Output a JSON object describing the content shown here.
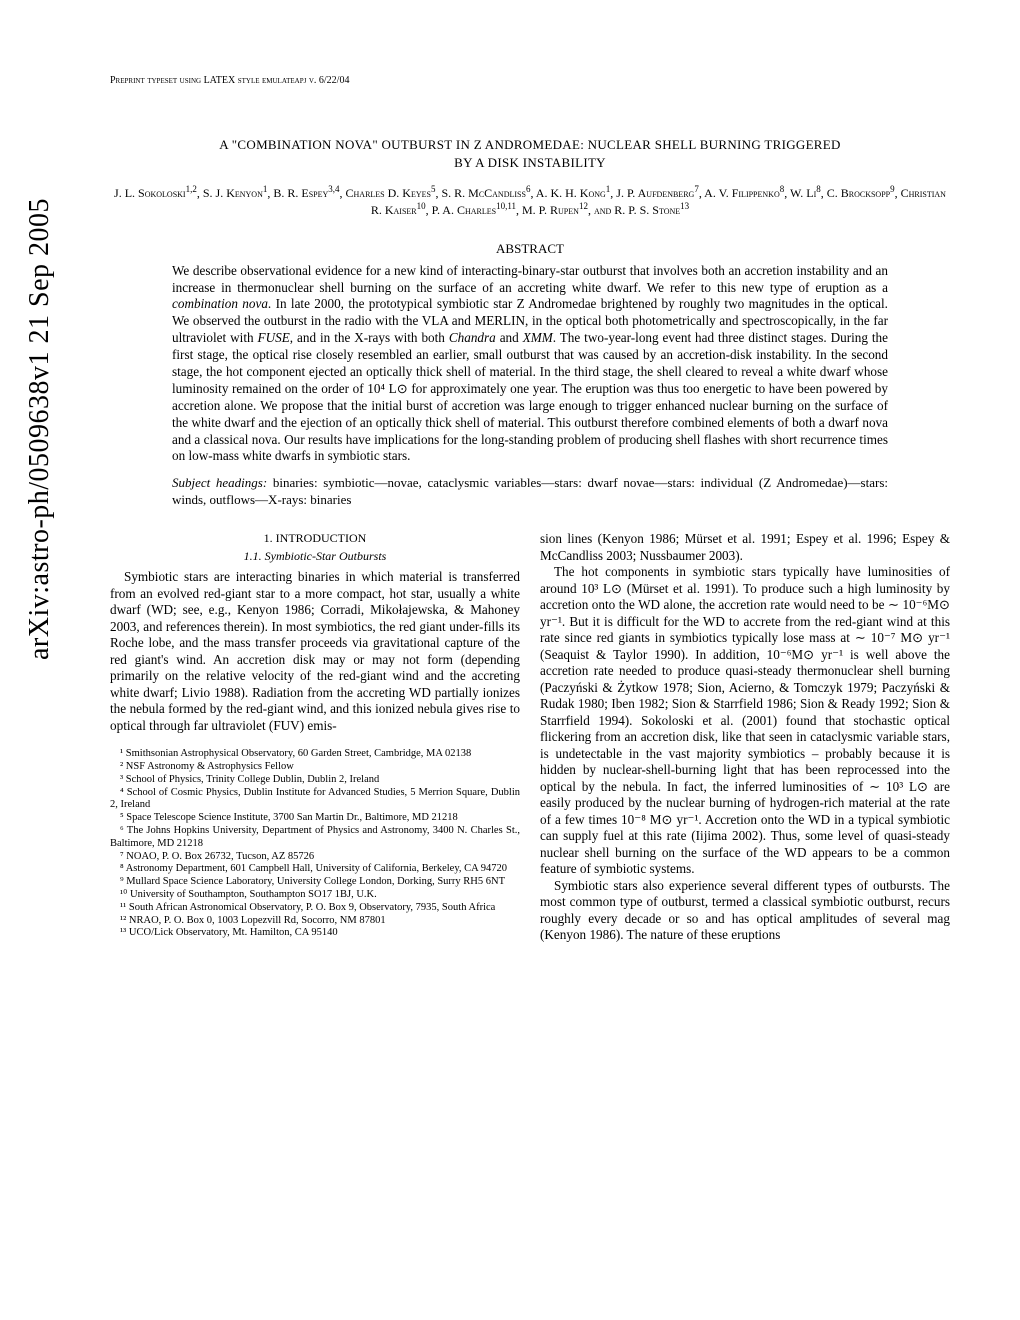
{
  "arxiv": "arXiv:astro-ph/0509638v1  21 Sep 2005",
  "preprint": "Preprint typeset using LATEX style emulateapj v. 6/22/04",
  "title_line1": "A \"COMBINATION NOVA\" OUTBURST IN Z ANDROMEDAE: NUCLEAR SHELL BURNING TRIGGERED",
  "title_line2": "BY A DISK INSTABILITY",
  "authors_html": "J. L. Sokoloski<sup>1,2</sup>, S. J. Kenyon<sup>1</sup>, B. R. Espey<sup>3,4</sup>, Charles D. Keyes<sup>5</sup>, S. R. McCandliss<sup>6</sup>, A. K. H. Kong<sup>1</sup>, J. P. Aufdenberg<sup>7</sup>, A. V. Filippenko<sup>8</sup>, W. Li<sup>8</sup>, C. Brocksopp<sup>9</sup>, Christian R. Kaiser<sup>10</sup>, P. A. Charles<sup>10,11</sup>, M. P. Rupen<sup>12</sup>, and R. P. S. Stone<sup>13</sup>",
  "abstract_heading": "ABSTRACT",
  "abstract": "We describe observational evidence for a new kind of interacting-binary-star outburst that involves both an accretion instability and an increase in thermonuclear shell burning on the surface of an accreting white dwarf. We refer to this new type of eruption as a combination nova. In late 2000, the prototypical symbiotic star Z Andromedae brightened by roughly two magnitudes in the optical. We observed the outburst in the radio with the VLA and MERLIN, in the optical both photometrically and spectroscopically, in the far ultraviolet with FUSE, and in the X-rays with both Chandra and XMM. The two-year-long event had three distinct stages. During the first stage, the optical rise closely resembled an earlier, small outburst that was caused by an accretion-disk instability. In the second stage, the hot component ejected an optically thick shell of material. In the third stage, the shell cleared to reveal a white dwarf whose luminosity remained on the order of 10⁴ L⊙ for approximately one year. The eruption was thus too energetic to have been powered by accretion alone. We propose that the initial burst of accretion was large enough to trigger enhanced nuclear burning on the surface of the white dwarf and the ejection of an optically thick shell of material. This outburst therefore combined elements of both a dwarf nova and a classical nova. Our results have implications for the long-standing problem of producing shell flashes with short recurrence times on low-mass white dwarfs in symbiotic stars.",
  "subject_label": "Subject headings:",
  "subject_body": " binaries: symbiotic—novae, cataclysmic variables—stars: dwarf novae—stars: individual (Z Andromedae)—stars: winds, outflows—X-rays: binaries",
  "section1": "1.  INTRODUCTION",
  "subsection11": "1.1.  Symbiotic-Star Outbursts",
  "col1_para1": "Symbiotic stars are interacting binaries in which material is transferred from an evolved red-giant star to a more compact, hot star, usually a white dwarf (WD; see, e.g., Kenyon 1986; Corradi, Mikołajewska, & Mahoney 2003, and references therein). In most symbiotics, the red giant under-fills its Roche lobe, and the mass transfer proceeds via gravitational capture of the red giant's wind. An accretion disk may or may not form (depending primarily on the relative velocity of the red-giant wind and the accreting white dwarf; Livio 1988). Radiation from the accreting WD partially ionizes the nebula formed by the red-giant wind, and this ionized nebula gives rise to optical through far ultraviolet (FUV) emis-",
  "col2_para1": "sion lines (Kenyon 1986; Mürset et al. 1991; Espey et al. 1996; Espey & McCandliss 2003; Nussbaumer 2003).",
  "col2_para2": "The hot components in symbiotic stars typically have luminosities of around 10³ L⊙ (Mürset et al. 1991). To produce such a high luminosity by accretion onto the WD alone, the accretion rate would need to be ∼ 10⁻⁶M⊙ yr⁻¹. But it is difficult for the WD to accrete from the red-giant wind at this rate since red giants in symbiotics typically lose mass at ∼ 10⁻⁷ M⊙ yr⁻¹ (Seaquist & Taylor 1990). In addition, 10⁻⁶M⊙ yr⁻¹ is well above the accretion rate needed to produce quasi-steady thermonuclear shell burning (Paczyński & Żytkow 1978; Sion, Acierno, & Tomczyk 1979; Paczyński & Rudak 1980; Iben 1982; Sion & Starrfield 1986; Sion & Ready 1992; Sion & Starrfield 1994). Sokoloski et al. (2001) found that stochastic optical flickering from an accretion disk, like that seen in cataclysmic variable stars, is undetectable in the vast majority symbiotics – probably because it is hidden by nuclear-shell-burning light that has been reprocessed into the optical by the nebula. In fact, the inferred luminosities of ∼ 10³ L⊙ are easily produced by the nuclear burning of hydrogen-rich material at the rate of a few times 10⁻⁸ M⊙ yr⁻¹. Accretion onto the WD in a typical symbiotic can supply fuel at this rate (Iijima 2002). Thus, some level of quasi-steady nuclear shell burning on the surface of the WD appears to be a common feature of symbiotic systems.",
  "col2_para3": "Symbiotic stars also experience several different types of outbursts. The most common type of outburst, termed a classical symbiotic outburst, recurs roughly every decade or so and has optical amplitudes of several mag (Kenyon 1986). The nature of these eruptions",
  "footnotes": [
    "¹ Smithsonian Astrophysical Observatory, 60 Garden Street, Cambridge, MA 02138",
    "² NSF Astronomy & Astrophysics Fellow",
    "³ School of Physics, Trinity College Dublin, Dublin 2, Ireland",
    "⁴ School of Cosmic Physics, Dublin Institute for Advanced Studies, 5 Merrion Square, Dublin 2, Ireland",
    "⁵ Space Telescope Science Institute, 3700 San Martin Dr., Baltimore, MD 21218",
    "⁶ The Johns Hopkins University, Department of Physics and Astronomy, 3400 N. Charles St., Baltimore, MD 21218",
    "⁷ NOAO, P. O. Box 26732, Tucson, AZ 85726",
    "⁸ Astronomy Department, 601 Campbell Hall, University of California, Berkeley, CA 94720",
    "⁹ Mullard Space Science Laboratory, University College London, Dorking, Surry RH5 6NT",
    "¹⁰ University of Southampton, Southampton SO17 1BJ, U.K.",
    "¹¹ South African Astronomical Observatory, P. O. Box 9, Observatory, 7935, South Africa",
    "¹² NRAO, P. O. Box 0, 1003 Lopezvill Rd, Socorro, NM 87801",
    "¹³ UCO/Lick Observatory, Mt. Hamilton, CA 95140"
  ]
}
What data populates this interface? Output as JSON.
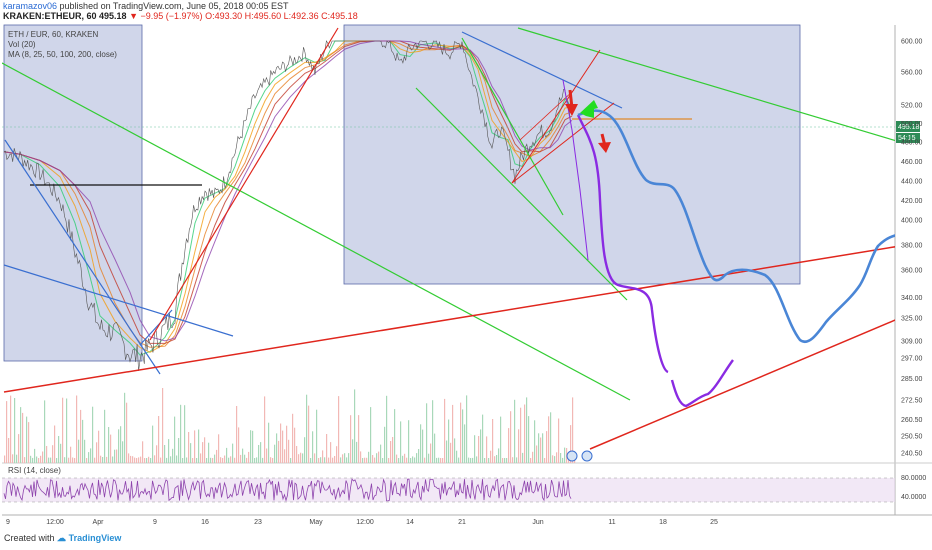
{
  "header": {
    "user": "karamazov06",
    "published": "published on TradingView.com, June 05, 2018 00:05 EST",
    "symbol": "KRAKEN:ETHEUR, 60",
    "last": "495.18",
    "change": "−9.95 (−1.97%)",
    "ohlc": "O:493.30 H:495.60 L:492.36 C:495.18"
  },
  "indicators": {
    "pair": "ETH / EUR, 60, KRAKEN",
    "vol": "Vol (20)",
    "ma": "MA (8, 25, 50, 100, 200, close)",
    "rsi": "RSI (14, close)"
  },
  "price_tag": {
    "value": "495.18",
    "countdown": "54:15"
  },
  "footer": {
    "created": "Created with",
    "brand": "TradingView"
  },
  "chart_data": {
    "type": "line",
    "y_ticks": [
      600,
      560,
      520,
      500,
      480,
      460,
      440,
      420,
      400,
      380,
      360,
      340,
      325,
      309,
      297,
      285,
      272.5,
      260.5,
      250.5,
      240.5
    ],
    "y_tick_labels": [
      "600.00",
      "560.00",
      "520.00",
      "500.00",
      "480.00",
      "460.00",
      "440.00",
      "420.00",
      "400.00",
      "380.00",
      "360.00",
      "340.00",
      "325.00",
      "309.00",
      "297.00",
      "285.00",
      "272.50",
      "260.50",
      "250.50",
      "240.50"
    ],
    "x_tick_labels": [
      "9",
      "12:00",
      "Apr",
      "9",
      "16",
      "23",
      "May",
      "12:00",
      "14",
      "21",
      "Jun",
      "11",
      "18",
      "25"
    ],
    "rsi_ticks": [
      80,
      40
    ],
    "rsi_tick_labels": [
      "80.0000",
      "40.0000"
    ],
    "last_price": 495.18,
    "colors": {
      "projection_blue": "#4a86d6",
      "projection_purple": "#8a2be2",
      "support_red": "#e0261d",
      "channel_green": "#33cc33",
      "rsi": "#8e44ad"
    }
  }
}
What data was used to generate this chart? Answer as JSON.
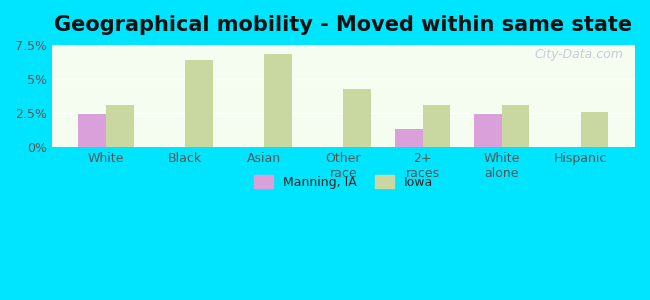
{
  "title": "Geographical mobility - Moved within same state",
  "categories": [
    "White",
    "Black",
    "Asian",
    "Other\nrace",
    "2+\nraces",
    "White\nalone",
    "Hispanic"
  ],
  "manning_values": [
    2.4,
    0,
    0,
    0,
    1.3,
    2.4,
    0
  ],
  "iowa_values": [
    3.1,
    6.4,
    6.85,
    4.3,
    3.1,
    3.1,
    2.6
  ],
  "manning_color": "#d9a0d9",
  "iowa_color": "#c8d8a0",
  "ylim": [
    0,
    7.5
  ],
  "yticks": [
    0,
    2.5,
    5.0,
    7.5
  ],
  "ytick_labels": [
    "0%",
    "2.5%",
    "5%",
    "7.5%"
  ],
  "bar_width": 0.35,
  "background_color": "#e0fafa",
  "plot_bg_start": "#f5fdf0",
  "plot_bg_end": "#ffffff",
  "legend_manning": "Manning, IA",
  "legend_iowa": "Iowa",
  "watermark": "City-Data.com",
  "outer_bg": "#00e5ff",
  "title_fontsize": 15,
  "axis_color": "#555555",
  "tick_color": "#555555"
}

━━━━━━━━

Short exercise -
In the entries above, how many lines contain the word "Astronomy"? Answer with the number only.

Correct result -
3